» Data records:

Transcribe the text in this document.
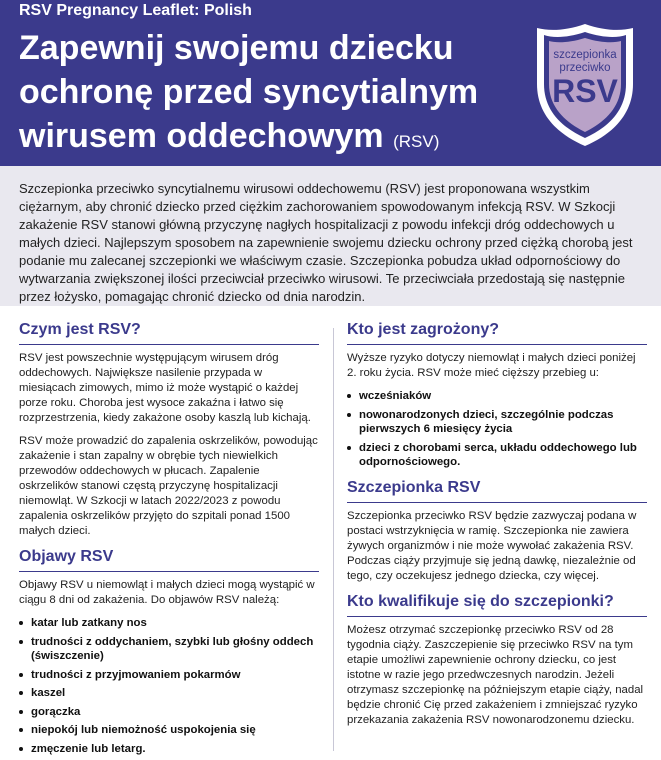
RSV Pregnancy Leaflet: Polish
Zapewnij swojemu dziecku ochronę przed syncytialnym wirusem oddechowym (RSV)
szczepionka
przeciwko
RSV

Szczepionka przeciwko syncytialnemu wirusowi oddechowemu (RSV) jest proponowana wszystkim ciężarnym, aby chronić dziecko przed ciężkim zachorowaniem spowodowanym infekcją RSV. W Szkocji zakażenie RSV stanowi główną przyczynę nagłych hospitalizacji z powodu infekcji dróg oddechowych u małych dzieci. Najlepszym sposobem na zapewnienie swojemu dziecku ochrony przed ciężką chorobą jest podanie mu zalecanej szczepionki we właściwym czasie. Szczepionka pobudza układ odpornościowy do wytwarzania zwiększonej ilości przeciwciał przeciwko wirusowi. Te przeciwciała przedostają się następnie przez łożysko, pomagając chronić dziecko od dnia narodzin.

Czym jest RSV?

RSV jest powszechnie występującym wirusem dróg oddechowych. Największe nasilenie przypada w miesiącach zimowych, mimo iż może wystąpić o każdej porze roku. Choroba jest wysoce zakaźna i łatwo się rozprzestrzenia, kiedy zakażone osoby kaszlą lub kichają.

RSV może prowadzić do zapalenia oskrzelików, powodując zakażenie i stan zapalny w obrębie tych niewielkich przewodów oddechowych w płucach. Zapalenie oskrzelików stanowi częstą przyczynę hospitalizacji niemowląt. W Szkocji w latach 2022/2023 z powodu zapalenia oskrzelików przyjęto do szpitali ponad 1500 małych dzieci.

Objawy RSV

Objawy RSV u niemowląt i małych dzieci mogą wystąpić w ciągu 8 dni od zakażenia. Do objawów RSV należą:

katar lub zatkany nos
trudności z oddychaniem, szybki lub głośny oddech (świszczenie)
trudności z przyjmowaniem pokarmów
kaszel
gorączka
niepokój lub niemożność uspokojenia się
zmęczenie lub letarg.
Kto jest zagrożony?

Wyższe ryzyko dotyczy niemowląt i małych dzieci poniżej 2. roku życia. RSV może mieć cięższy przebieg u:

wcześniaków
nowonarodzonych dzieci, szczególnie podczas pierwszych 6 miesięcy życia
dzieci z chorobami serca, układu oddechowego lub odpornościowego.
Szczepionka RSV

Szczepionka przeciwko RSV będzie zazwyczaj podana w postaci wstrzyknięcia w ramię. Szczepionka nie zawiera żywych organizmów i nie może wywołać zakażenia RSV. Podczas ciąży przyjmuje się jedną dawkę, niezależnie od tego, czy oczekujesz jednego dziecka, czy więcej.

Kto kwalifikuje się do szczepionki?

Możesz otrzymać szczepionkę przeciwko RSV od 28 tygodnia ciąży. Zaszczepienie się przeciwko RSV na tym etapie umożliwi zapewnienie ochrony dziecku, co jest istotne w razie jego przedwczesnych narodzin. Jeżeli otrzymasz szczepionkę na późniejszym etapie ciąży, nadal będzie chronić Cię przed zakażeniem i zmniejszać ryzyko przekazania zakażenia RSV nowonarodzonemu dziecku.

» Work required: Look above for lines with the word "życia" and copy them all.

» Response below:
Wyższe ryzyko dotyczy niemowląt i małych dzieci poniżej 2. roku życia. RSV może mieć cięższy przebieg u:
nowonarodzonych dzieci, szczególnie podczas pierwszych 6 miesięcy życia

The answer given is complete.